__Record list__
* * * * *
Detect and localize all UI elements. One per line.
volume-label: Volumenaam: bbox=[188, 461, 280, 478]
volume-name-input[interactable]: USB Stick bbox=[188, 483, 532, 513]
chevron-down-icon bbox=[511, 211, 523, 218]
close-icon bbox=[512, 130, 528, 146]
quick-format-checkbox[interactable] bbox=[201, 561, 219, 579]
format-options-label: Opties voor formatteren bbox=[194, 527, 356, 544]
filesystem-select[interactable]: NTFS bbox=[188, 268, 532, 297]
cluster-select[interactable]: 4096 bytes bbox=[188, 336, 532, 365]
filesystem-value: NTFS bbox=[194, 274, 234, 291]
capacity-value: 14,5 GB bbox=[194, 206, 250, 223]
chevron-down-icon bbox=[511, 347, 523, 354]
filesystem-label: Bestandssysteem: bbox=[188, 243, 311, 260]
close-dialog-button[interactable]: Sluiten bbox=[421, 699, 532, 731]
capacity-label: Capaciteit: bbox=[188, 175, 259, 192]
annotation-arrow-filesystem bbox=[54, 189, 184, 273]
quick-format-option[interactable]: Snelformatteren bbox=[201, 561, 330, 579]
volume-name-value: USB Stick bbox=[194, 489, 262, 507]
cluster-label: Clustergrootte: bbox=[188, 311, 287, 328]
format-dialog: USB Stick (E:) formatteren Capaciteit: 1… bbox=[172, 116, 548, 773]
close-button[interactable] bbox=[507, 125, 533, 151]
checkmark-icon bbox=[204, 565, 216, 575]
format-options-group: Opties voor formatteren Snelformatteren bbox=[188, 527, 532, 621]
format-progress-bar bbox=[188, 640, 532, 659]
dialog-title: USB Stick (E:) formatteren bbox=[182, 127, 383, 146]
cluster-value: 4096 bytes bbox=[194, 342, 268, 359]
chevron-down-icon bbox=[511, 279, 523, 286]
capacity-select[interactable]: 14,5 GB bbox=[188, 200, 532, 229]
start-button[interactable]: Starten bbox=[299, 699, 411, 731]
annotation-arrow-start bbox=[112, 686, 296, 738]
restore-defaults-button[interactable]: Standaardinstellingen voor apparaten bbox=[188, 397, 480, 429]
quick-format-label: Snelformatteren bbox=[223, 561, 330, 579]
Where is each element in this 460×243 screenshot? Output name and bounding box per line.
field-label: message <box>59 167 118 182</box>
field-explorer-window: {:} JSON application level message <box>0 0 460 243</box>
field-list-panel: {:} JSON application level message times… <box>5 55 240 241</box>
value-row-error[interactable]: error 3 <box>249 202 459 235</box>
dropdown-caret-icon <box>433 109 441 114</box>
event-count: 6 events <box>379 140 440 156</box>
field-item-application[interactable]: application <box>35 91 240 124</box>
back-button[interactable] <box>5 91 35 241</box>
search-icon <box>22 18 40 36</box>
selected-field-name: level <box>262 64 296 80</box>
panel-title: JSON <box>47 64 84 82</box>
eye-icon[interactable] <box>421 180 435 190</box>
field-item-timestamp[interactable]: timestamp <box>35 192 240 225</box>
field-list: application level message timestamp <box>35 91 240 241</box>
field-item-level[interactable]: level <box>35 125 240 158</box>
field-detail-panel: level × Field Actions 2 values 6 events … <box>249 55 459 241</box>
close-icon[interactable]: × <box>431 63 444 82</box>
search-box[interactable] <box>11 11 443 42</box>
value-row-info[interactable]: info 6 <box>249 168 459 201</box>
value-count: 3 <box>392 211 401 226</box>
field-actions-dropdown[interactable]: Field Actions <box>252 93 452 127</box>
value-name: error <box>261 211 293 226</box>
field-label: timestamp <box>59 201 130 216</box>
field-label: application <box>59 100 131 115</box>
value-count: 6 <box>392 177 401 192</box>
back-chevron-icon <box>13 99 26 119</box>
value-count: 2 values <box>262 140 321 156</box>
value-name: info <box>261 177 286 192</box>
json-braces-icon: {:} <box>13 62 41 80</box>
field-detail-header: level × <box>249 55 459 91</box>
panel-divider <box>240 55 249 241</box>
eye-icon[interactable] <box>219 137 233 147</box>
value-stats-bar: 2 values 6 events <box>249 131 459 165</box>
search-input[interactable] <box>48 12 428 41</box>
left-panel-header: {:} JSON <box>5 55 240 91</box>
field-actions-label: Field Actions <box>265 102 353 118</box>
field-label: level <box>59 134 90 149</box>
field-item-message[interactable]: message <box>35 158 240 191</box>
* * * * *
__Exercise prompt__
Please reproduce the entries above with every "chevron-down-icon" swapped for "dropdown-arrow-icon", keeping everything else unchanged.

__Answer to this problem__
Detect and localize all UI elements. One per line.
volume-label: Volumenaam: bbox=[188, 461, 280, 478]
volume-name-input[interactable]: USB Stick bbox=[188, 483, 532, 513]
dropdown-arrow-icon bbox=[511, 211, 523, 218]
close-icon bbox=[512, 130, 528, 146]
quick-format-checkbox[interactable] bbox=[201, 561, 219, 579]
format-options-label: Opties voor formatteren bbox=[194, 527, 356, 544]
filesystem-select[interactable]: NTFS bbox=[188, 268, 532, 297]
cluster-select[interactable]: 4096 bytes bbox=[188, 336, 532, 365]
filesystem-value: NTFS bbox=[194, 274, 234, 291]
capacity-value: 14,5 GB bbox=[194, 206, 250, 223]
dropdown-arrow-icon bbox=[511, 347, 523, 354]
filesystem-label: Bestandssysteem: bbox=[188, 243, 311, 260]
close-dialog-button[interactable]: Sluiten bbox=[421, 699, 532, 731]
capacity-label: Capaciteit: bbox=[188, 175, 259, 192]
annotation-arrow-filesystem bbox=[54, 189, 184, 273]
quick-format-option[interactable]: Snelformatteren bbox=[201, 561, 330, 579]
volume-name-value: USB Stick bbox=[194, 489, 262, 507]
cluster-label: Clustergrootte: bbox=[188, 311, 287, 328]
format-dialog: USB Stick (E:) formatteren Capaciteit: 1… bbox=[172, 116, 548, 773]
close-button[interactable] bbox=[507, 125, 533, 151]
checkmark-icon bbox=[204, 565, 216, 575]
format-options-group: Opties voor formatteren Snelformatteren bbox=[188, 527, 532, 621]
format-progress-bar bbox=[188, 640, 532, 659]
dialog-title: USB Stick (E:) formatteren bbox=[182, 127, 383, 146]
cluster-value: 4096 bytes bbox=[194, 342, 268, 359]
dropdown-arrow-icon bbox=[511, 279, 523, 286]
capacity-select[interactable]: 14,5 GB bbox=[188, 200, 532, 229]
start-button[interactable]: Starten bbox=[299, 699, 411, 731]
annotation-arrow-start bbox=[112, 686, 296, 738]
restore-defaults-button[interactable]: Standaardinstellingen voor apparaten bbox=[188, 397, 480, 429]
quick-format-label: Snelformatteren bbox=[223, 561, 330, 579]
Where is each element in this 460×243 screenshot? Output name and bounding box per line.
field-label: message <box>59 167 118 182</box>
field-explorer-window: {:} JSON application level message <box>0 0 460 243</box>
field-list-panel: {:} JSON application level message times… <box>5 55 240 241</box>
value-row-error[interactable]: error 3 <box>249 202 459 235</box>
dropdown-caret-icon <box>433 109 441 114</box>
event-count: 6 events <box>379 140 440 156</box>
field-item-application[interactable]: application <box>35 91 240 124</box>
back-button[interactable] <box>5 91 35 241</box>
search-icon <box>22 18 40 36</box>
selected-field-name: level <box>262 64 296 80</box>
panel-title: JSON <box>47 64 84 82</box>
eye-icon[interactable] <box>421 180 435 190</box>
field-item-timestamp[interactable]: timestamp <box>35 192 240 225</box>
field-list: application level message timestamp <box>35 91 240 241</box>
field-item-level[interactable]: level <box>35 125 240 158</box>
field-detail-panel: level × Field Actions 2 values 6 events … <box>249 55 459 241</box>
close-icon[interactable]: × <box>431 63 444 82</box>
search-box[interactable] <box>11 11 443 42</box>
value-row-info[interactable]: info 6 <box>249 168 459 201</box>
value-count: 3 <box>392 211 401 226</box>
field-actions-dropdown[interactable]: Field Actions <box>252 93 452 127</box>
value-name: error <box>261 211 293 226</box>
field-label: timestamp <box>59 201 130 216</box>
field-label: application <box>59 100 131 115</box>
value-count: 6 <box>392 177 401 192</box>
back-chevron-icon <box>13 99 26 119</box>
value-count: 2 values <box>262 140 321 156</box>
value-name: info <box>261 177 286 192</box>
json-braces-icon: {:} <box>13 62 41 80</box>
field-detail-header: level × <box>249 55 459 91</box>
panel-divider <box>240 55 249 241</box>
eye-icon[interactable] <box>219 137 233 147</box>
value-stats-bar: 2 values 6 events <box>249 131 459 165</box>
search-input[interactable] <box>48 12 428 41</box>
left-panel-header: {:} JSON <box>5 55 240 91</box>
field-actions-label: Field Actions <box>265 102 353 118</box>
field-label: level <box>59 134 90 149</box>
field-item-message[interactable]: message <box>35 158 240 191</box>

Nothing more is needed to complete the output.